Problem details
Repeat the records below exactly as they appear.

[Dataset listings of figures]
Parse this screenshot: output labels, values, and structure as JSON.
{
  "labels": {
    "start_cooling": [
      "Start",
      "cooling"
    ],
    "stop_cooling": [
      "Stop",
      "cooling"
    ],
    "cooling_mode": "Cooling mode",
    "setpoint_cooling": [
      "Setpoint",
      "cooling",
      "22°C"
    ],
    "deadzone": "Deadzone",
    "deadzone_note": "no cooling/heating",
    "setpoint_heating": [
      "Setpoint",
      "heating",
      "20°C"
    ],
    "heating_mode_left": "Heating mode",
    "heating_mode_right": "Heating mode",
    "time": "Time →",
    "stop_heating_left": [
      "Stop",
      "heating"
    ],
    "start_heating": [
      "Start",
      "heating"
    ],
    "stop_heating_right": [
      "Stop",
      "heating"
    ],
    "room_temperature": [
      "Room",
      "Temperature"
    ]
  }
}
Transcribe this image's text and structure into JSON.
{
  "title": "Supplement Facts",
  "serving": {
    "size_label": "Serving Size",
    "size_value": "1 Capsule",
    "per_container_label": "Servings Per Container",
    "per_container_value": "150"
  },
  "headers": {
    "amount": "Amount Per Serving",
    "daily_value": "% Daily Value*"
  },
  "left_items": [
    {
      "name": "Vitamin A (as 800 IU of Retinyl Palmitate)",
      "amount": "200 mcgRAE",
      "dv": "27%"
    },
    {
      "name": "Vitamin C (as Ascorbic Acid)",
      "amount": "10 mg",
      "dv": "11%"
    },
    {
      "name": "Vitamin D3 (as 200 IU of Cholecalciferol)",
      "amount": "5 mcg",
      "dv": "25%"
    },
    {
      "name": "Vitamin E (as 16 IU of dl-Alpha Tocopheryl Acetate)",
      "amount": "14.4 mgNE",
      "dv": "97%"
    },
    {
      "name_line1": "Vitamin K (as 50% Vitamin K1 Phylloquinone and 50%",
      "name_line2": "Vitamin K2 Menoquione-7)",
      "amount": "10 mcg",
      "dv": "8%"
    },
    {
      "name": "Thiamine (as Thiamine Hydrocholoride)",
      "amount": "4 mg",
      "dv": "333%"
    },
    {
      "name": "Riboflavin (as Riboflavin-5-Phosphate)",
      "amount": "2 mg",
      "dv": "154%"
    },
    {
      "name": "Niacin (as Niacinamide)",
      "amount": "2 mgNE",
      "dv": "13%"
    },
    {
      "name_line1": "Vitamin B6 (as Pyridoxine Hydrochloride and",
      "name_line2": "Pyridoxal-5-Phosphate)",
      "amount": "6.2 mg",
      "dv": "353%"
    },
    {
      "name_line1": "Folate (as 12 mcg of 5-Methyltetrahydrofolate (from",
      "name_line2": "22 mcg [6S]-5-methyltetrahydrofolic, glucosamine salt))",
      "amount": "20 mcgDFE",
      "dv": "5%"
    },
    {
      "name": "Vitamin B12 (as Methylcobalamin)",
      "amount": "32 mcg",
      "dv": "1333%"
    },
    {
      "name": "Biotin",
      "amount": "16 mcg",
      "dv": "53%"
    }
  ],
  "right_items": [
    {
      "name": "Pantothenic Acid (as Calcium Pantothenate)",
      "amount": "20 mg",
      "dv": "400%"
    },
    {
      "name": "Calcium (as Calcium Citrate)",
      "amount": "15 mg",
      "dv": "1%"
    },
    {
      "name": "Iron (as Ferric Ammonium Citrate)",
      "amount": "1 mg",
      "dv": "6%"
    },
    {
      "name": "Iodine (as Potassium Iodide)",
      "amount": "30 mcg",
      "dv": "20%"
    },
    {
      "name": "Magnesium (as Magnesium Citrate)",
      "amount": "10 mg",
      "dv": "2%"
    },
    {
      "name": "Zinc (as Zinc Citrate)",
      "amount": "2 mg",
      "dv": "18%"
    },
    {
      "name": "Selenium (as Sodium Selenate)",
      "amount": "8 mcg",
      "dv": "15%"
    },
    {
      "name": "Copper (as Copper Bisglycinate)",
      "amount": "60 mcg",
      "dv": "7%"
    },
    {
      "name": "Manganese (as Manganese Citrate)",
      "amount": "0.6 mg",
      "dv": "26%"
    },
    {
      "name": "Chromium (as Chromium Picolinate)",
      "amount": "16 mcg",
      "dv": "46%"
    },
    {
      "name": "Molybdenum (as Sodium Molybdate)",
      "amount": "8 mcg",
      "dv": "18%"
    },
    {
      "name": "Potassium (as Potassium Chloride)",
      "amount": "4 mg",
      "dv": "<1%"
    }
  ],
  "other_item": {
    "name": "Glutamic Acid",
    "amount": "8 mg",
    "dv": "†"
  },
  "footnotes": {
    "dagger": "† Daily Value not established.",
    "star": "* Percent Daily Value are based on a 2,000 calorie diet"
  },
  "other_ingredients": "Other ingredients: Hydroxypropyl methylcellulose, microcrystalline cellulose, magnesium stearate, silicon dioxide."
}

Correct response
Parse this screenshot: output labels, values, and structure as JSON.
{
  "labels": {
    "start_cooling": [
      "Start",
      "cooling"
    ],
    "stop_cooling": [
      "Stop",
      "cooling"
    ],
    "cooling_mode": "Cooling mode",
    "setpoint_cooling": [
      "Setpoint",
      "cooling",
      "22°C"
    ],
    "deadzone": "Deadzone",
    "deadzone_note": "no cooling/heating",
    "setpoint_heating": [
      "Setpoint",
      "heating",
      "20°C"
    ],
    "heating_mode_left": "Heating mode",
    "heating_mode_right": "Heating mode",
    "time": "Time →",
    "stop_heating_left": [
      "Stop",
      "heating"
    ],
    "start_heating": [
      "Start",
      "heating"
    ],
    "stop_heating_right": [
      "Stop",
      "heating"
    ],
    "room_temperature": [
      "Room",
      "Temperature"
    ]
  }
}
Transcribe this image's text and structure into JSON.
{
  "title": "Supplement Facts",
  "serving": {
    "size_label": "Serving Size",
    "size_value": "1 Capsule",
    "per_container_label": "Servings Per Container",
    "per_container_value": "150"
  },
  "headers": {
    "amount": "Amount Per Serving",
    "daily_value": "% Daily Value*"
  },
  "left_items": [
    {
      "name": "Vitamin A (as 800 IU of Retinyl Palmitate)",
      "amount": "200 mcgRAE",
      "dv": "27%"
    },
    {
      "name": "Vitamin C (as Ascorbic Acid)",
      "amount": "10 mg",
      "dv": "11%"
    },
    {
      "name": "Vitamin D3 (as 200 IU of Cholecalciferol)",
      "amount": "5 mcg",
      "dv": "25%"
    },
    {
      "name": "Vitamin E (as 16 IU of dl-Alpha Tocopheryl Acetate)",
      "amount": "14.4 mgNE",
      "dv": "97%"
    },
    {
      "name_line1": "Vitamin K (as 50% Vitamin K1 Phylloquinone and 50%",
      "name_line2": "Vitamin K2 Menoquione-7)",
      "amount": "10 mcg",
      "dv": "8%"
    },
    {
      "name": "Thiamine (as Thiamine Hydrocholoride)",
      "amount": "4 mg",
      "dv": "333%"
    },
    {
      "name": "Riboflavin (as Riboflavin-5-Phosphate)",
      "amount": "2 mg",
      "dv": "154%"
    },
    {
      "name": "Niacin (as Niacinamide)",
      "amount": "2 mgNE",
      "dv": "13%"
    },
    {
      "name_line1": "Vitamin B6 (as Pyridoxine Hydrochloride and",
      "name_line2": "Pyridoxal-5-Phosphate)",
      "amount": "6.2 mg",
      "dv": "353%"
    },
    {
      "name_line1": "Folate (as 12 mcg of 5-Methyltetrahydrofolate (from",
      "name_line2": "22 mcg [6S]-5-methyltetrahydrofolic, glucosamine salt))",
      "amount": "20 mcgDFE",
      "dv": "5%"
    },
    {
      "name": "Vitamin B12 (as Methylcobalamin)",
      "amount": "32 mcg",
      "dv": "1333%"
    },
    {
      "name": "Biotin",
      "amount": "16 mcg",
      "dv": "53%"
    }
  ],
  "right_items": [
    {
      "name": "Pantothenic Acid (as Calcium Pantothenate)",
      "amount": "20 mg",
      "dv": "400%"
    },
    {
      "name": "Calcium (as Calcium Citrate)",
      "amount": "15 mg",
      "dv": "1%"
    },
    {
      "name": "Iron (as Ferric Ammonium Citrate)",
      "amount": "1 mg",
      "dv": "6%"
    },
    {
      "name": "Iodine (as Potassium Iodide)",
      "amount": "30 mcg",
      "dv": "20%"
    },
    {
      "name": "Magnesium (as Magnesium Citrate)",
      "amount": "10 mg",
      "dv": "2%"
    },
    {
      "name": "Zinc (as Zinc Citrate)",
      "amount": "2 mg",
      "dv": "18%"
    },
    {
      "name": "Selenium (as Sodium Selenate)",
      "amount": "8 mcg",
      "dv": "15%"
    },
    {
      "name": "Copper (as Copper Bisglycinate)",
      "amount": "60 mcg",
      "dv": "7%"
    },
    {
      "name": "Manganese (as Manganese Citrate)",
      "amount": "0.6 mg",
      "dv": "26%"
    },
    {
      "name": "Chromium (as Chromium Picolinate)",
      "amount": "16 mcg",
      "dv": "46%"
    },
    {
      "name": "Molybdenum (as Sodium Molybdate)",
      "amount": "8 mcg",
      "dv": "18%"
    },
    {
      "name": "Potassium (as Potassium Chloride)",
      "amount": "4 mg",
      "dv": "<1%"
    }
  ],
  "other_item": {
    "name": "Glutamic Acid",
    "amount": "8 mg",
    "dv": "†"
  },
  "footnotes": {
    "dagger": "† Daily Value not established.",
    "star": "* Percent Daily Value are based on a 2,000 calorie diet"
  },
  "other_ingredients": "Other ingredients: Hydroxypropyl methylcellulose, microcrystalline cellulose, magnesium stearate, silicon dioxide."
}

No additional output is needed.